Leave out any pictures and transcribe all other data below exactly.

▸ **Materials provided**:
## BEGIN
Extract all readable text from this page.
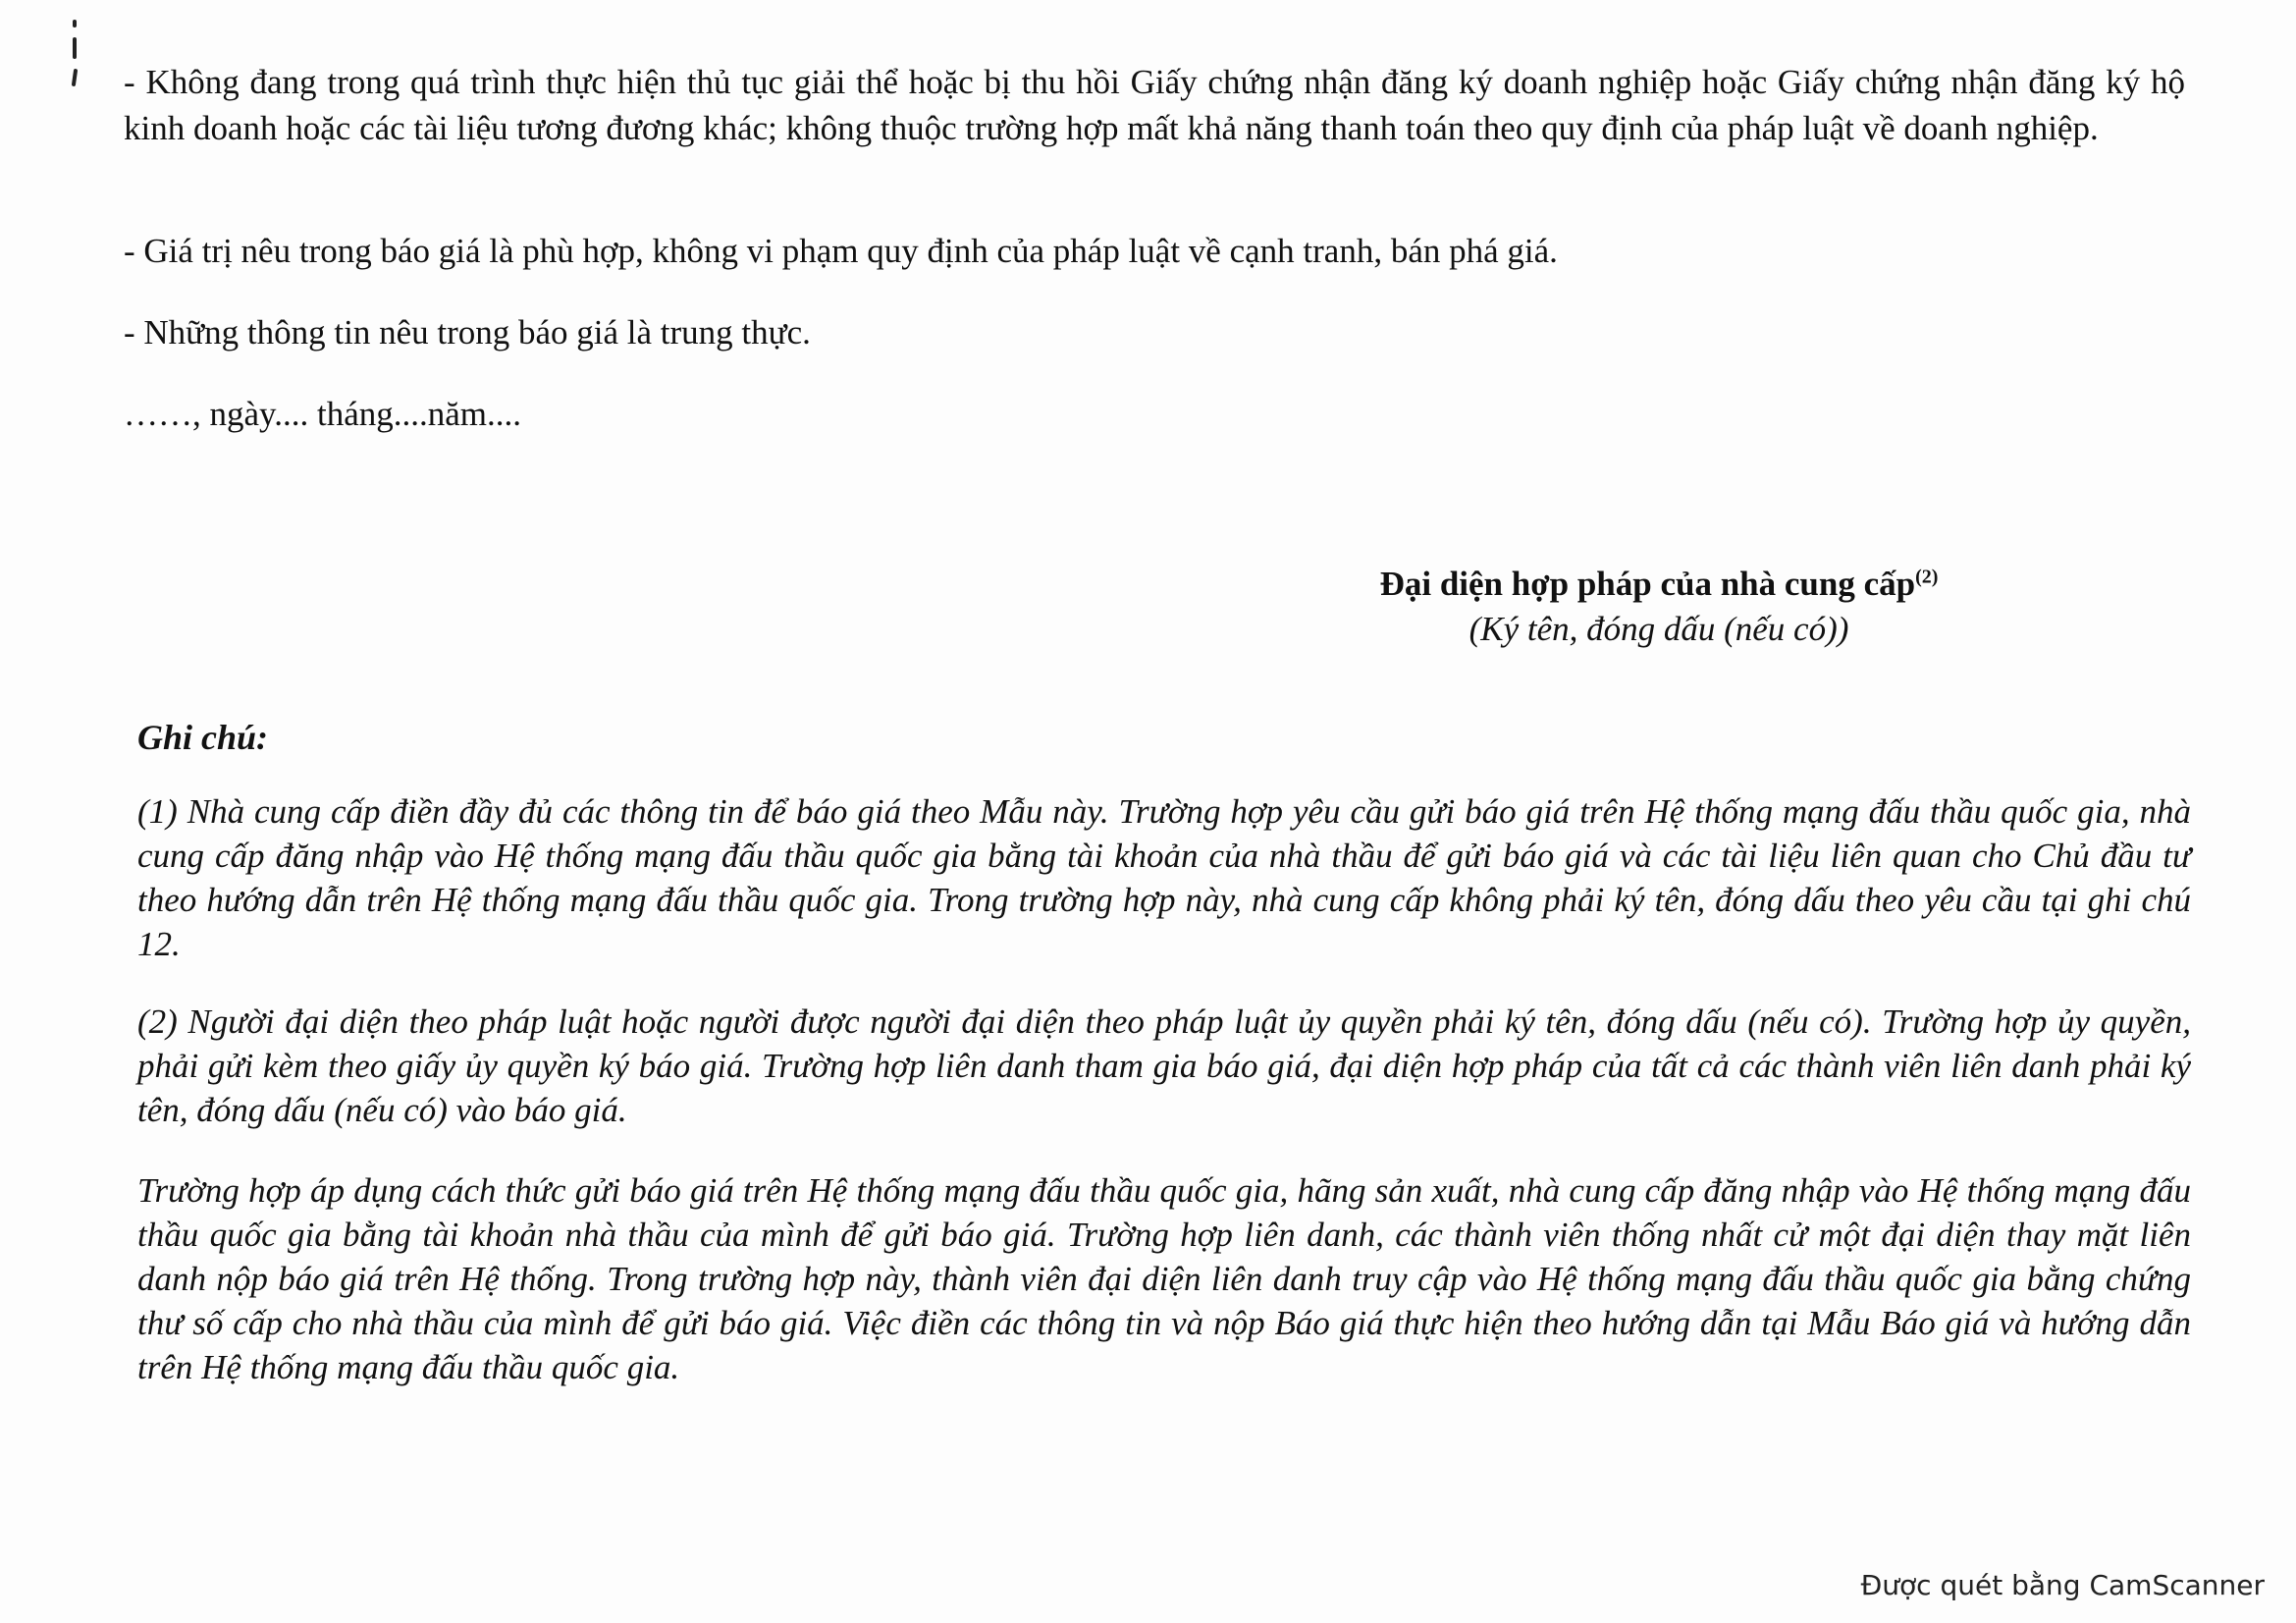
- Không đang trong quá trình thực hiện thủ tục giải thể hoặc bị thu hồi Giấy chứng nhận đăng ký doanh nghiệp hoặc Giấy chứng nhận đăng ký hộ kinh doanh hoặc các tài liệu tương đương khác; không thuộc trường hợp mất khả năng thanh toán theo quy định của pháp luật về doanh nghiệp.

- Giá trị nêu trong báo giá là phù hợp, không vi phạm quy định của pháp luật về cạnh tranh, bán phá giá.

- Những thông tin nêu trong báo giá là trung thực.

……, ngày.... tháng....năm....

Đại diện hợp pháp của nhà cung cấp$^{(2)}$

(Ký tên, đóng dấu (nếu có))

Ghi chú:

(1) Nhà cung cấp điền đầy đủ các thông tin để báo giá theo Mẫu này. Trường hợp yêu cầu gửi báo giá trên Hệ thống mạng đấu thầu quốc gia, nhà cung cấp đăng nhập vào Hệ thống mạng đấu thầu quốc gia bằng tài khoản của nhà thầu để gửi báo giá và các tài liệu liên quan cho Chủ đầu tư theo hướng dẫn trên Hệ thống mạng đấu thầu quốc gia. Trong trường hợp này, nhà cung cấp không phải ký tên, đóng dấu theo yêu cầu tại ghi chú 12.

(2) Người đại diện theo pháp luật hoặc người được người đại diện theo pháp luật ủy quyền phải ký tên, đóng dấu (nếu có). Trường hợp ủy quyền, phải gửi kèm theo giấy ủy quyền ký báo giá. Trường hợp liên danh tham gia báo giá, đại diện hợp pháp của tất cả các thành viên liên danh phải ký tên, đóng dấu (nếu có) vào báo giá.

Trường hợp áp dụng cách thức gửi báo giá trên Hệ thống mạng đấu thầu quốc gia, hãng sản xuất, nhà cung cấp đăng nhập vào Hệ thống mạng đấu thầu quốc gia bằng tài khoản nhà thầu của mình để gửi báo giá. Trường hợp liên danh, các thành viên thống nhất cử một đại diện thay mặt liên danh nộp báo giá trên Hệ thống. Trong trường hợp này, thành viên đại diện liên danh truy cập vào Hệ thống mạng đấu thầu quốc gia bằng chứng thư số cấp cho nhà thầu của mình để gửi báo giá. Việc điền các thông tin và nộp Báo giá thực hiện theo hướng dẫn tại Mẫu Báo giá và hướng dẫn trên Hệ thống mạng đấu thầu quốc gia.

Được quét bằng CamScanner
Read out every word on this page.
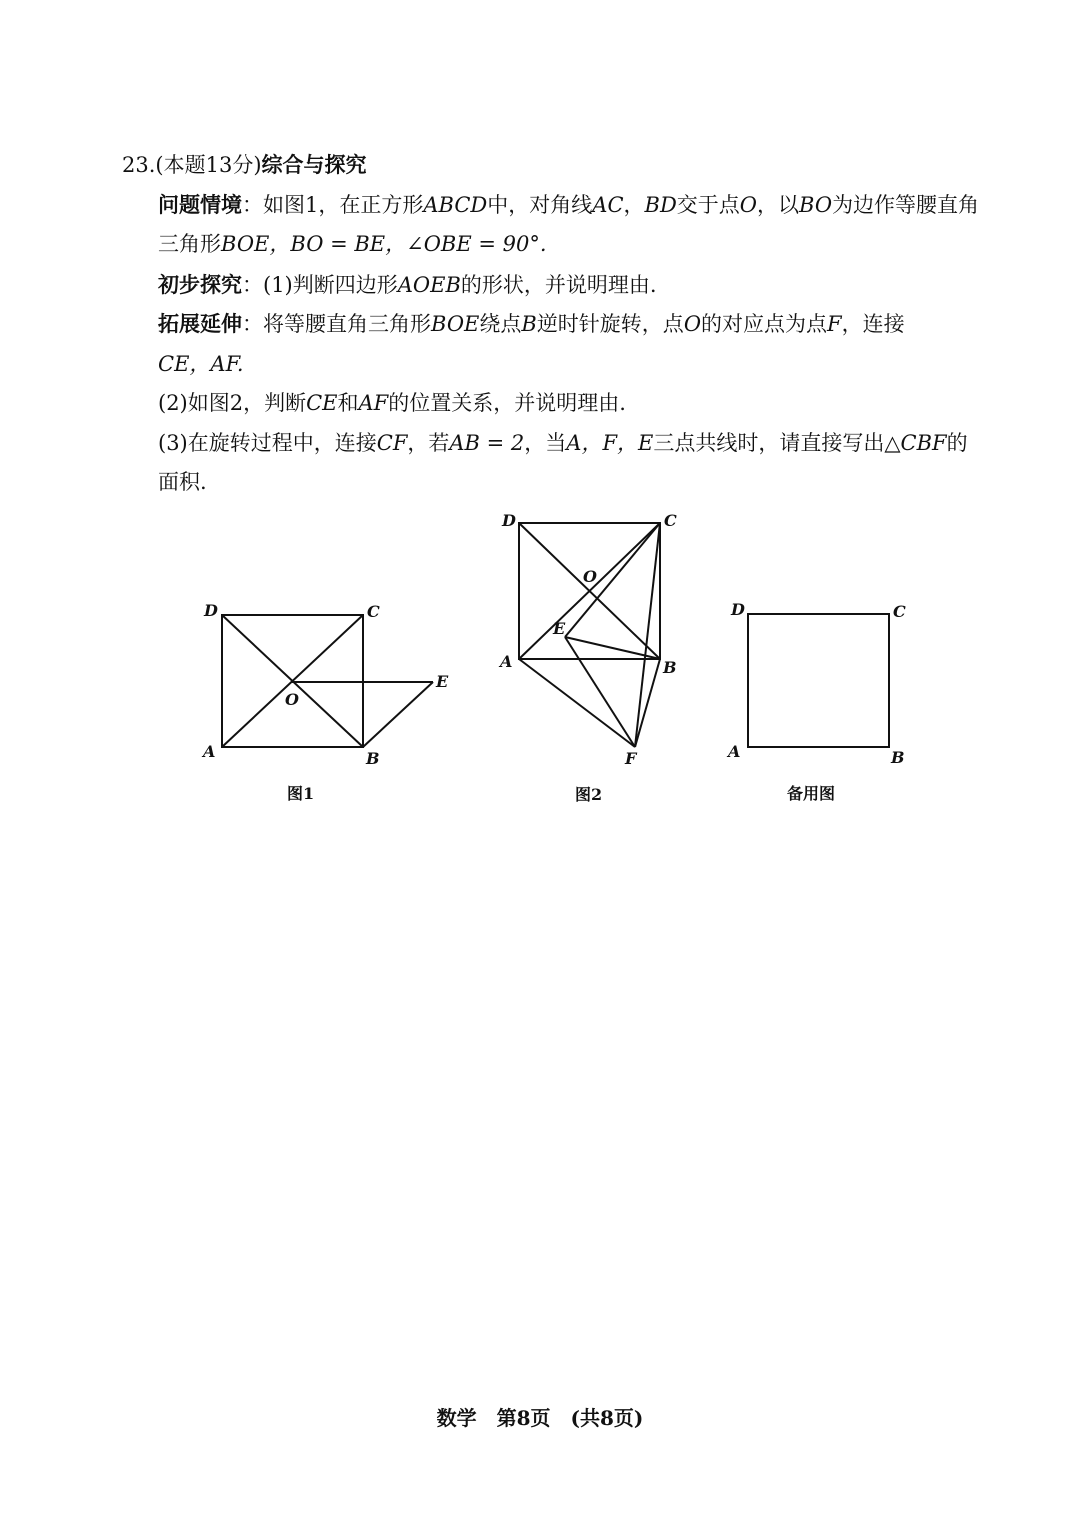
23.(本题13分)综合与探究
问题情境：如图1，在正方形ABCD中，对角线AC，BD交于点O，以BO为边作等腰直角
三角形BOE，BO = BE，∠OBE = 90°.
初步探究：(1)判断四边形AOEB的形状，并说明理由.
拓展延伸：将等腰直角三角形BOE绕点B逆时针旋转，点O的对应点为点F，连接
CE，AF.
(2)如图2，判断CE和AF的位置关系，并说明理由.
(3)在旋转过程中，连接CF，若AB = 2，当A，F，E三点共线时，请直接写出△CBF的
面积.
D	C
A	B
O
E
图1
D	C
O
E
A	B
F
图2
D	C
A	B
备用图
数学　第8页　(共8页)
## END
▸ **Full output**:
Extract all readable text from this page.
- Không đang trong quá trình thực hiện thủ tục giải thể hoặc bị thu hồi Giấy chứng nhận đăng ký doanh nghiệp hoặc Giấy chứng nhận đăng ký hộ kinh doanh hoặc các tài liệu tương đương khác; không thuộc trường hợp mất khả năng thanh toán theo quy định của pháp luật về doanh nghiệp.

- Giá trị nêu trong báo giá là phù hợp, không vi phạm quy định của pháp luật về cạnh tranh, bán phá giá.

- Những thông tin nêu trong báo giá là trung thực.

……, ngày.... tháng....năm....

Đại diện hợp pháp của nhà cung cấp$^{(2)}$

(Ký tên, đóng dấu (nếu có))

Ghi chú:

(1) Nhà cung cấp điền đầy đủ các thông tin để báo giá theo Mẫu này. Trường hợp yêu cầu gửi báo giá trên Hệ thống mạng đấu thầu quốc gia, nhà cung cấp đăng nhập vào Hệ thống mạng đấu thầu quốc gia bằng tài khoản của nhà thầu để gửi báo giá và các tài liệu liên quan cho Chủ đầu tư theo hướng dẫn trên Hệ thống mạng đấu thầu quốc gia. Trong trường hợp này, nhà cung cấp không phải ký tên, đóng dấu theo yêu cầu tại ghi chú 12.

(2) Người đại diện theo pháp luật hoặc người được người đại diện theo pháp luật ủy quyền phải ký tên, đóng dấu (nếu có). Trường hợp ủy quyền, phải gửi kèm theo giấy ủy quyền ký báo giá. Trường hợp liên danh tham gia báo giá, đại diện hợp pháp của tất cả các thành viên liên danh phải ký tên, đóng dấu (nếu có) vào báo giá.

Trường hợp áp dụng cách thức gửi báo giá trên Hệ thống mạng đấu thầu quốc gia, hãng sản xuất, nhà cung cấp đăng nhập vào Hệ thống mạng đấu thầu quốc gia bằng tài khoản nhà thầu của mình để gửi báo giá. Trường hợp liên danh, các thành viên thống nhất cử một đại diện thay mặt liên danh nộp báo giá trên Hệ thống. Trong trường hợp này, thành viên đại diện liên danh truy cập vào Hệ thống mạng đấu thầu quốc gia bằng chứng thư số cấp cho nhà thầu của mình để gửi báo giá. Việc điền các thông tin và nộp Báo giá thực hiện theo hướng dẫn tại Mẫu Báo giá và hướng dẫn trên Hệ thống mạng đấu thầu quốc gia.

Được quét bằng CamScanner
Read out every word on this page.
23.(本题13分)综合与探究
问题情境：如图1，在正方形ABCD中，对角线AC，BD交于点O，以BO为边作等腰直角
三角形BOE，BO = BE，∠OBE = 90°.
初步探究：(1)判断四边形AOEB的形状，并说明理由.
拓展延伸：将等腰直角三角形BOE绕点B逆时针旋转，点O的对应点为点F，连接
CE，AF.
(2)如图2，判断CE和AF的位置关系，并说明理由.
(3)在旋转过程中，连接CF，若AB = 2，当A，F，E三点共线时，请直接写出△CBF的
面积.
D	C
A	B
O
E
图1
D	C
O
E
A	B
F
图2
D	C
A	B
备用图
数学　第8页　(共8页)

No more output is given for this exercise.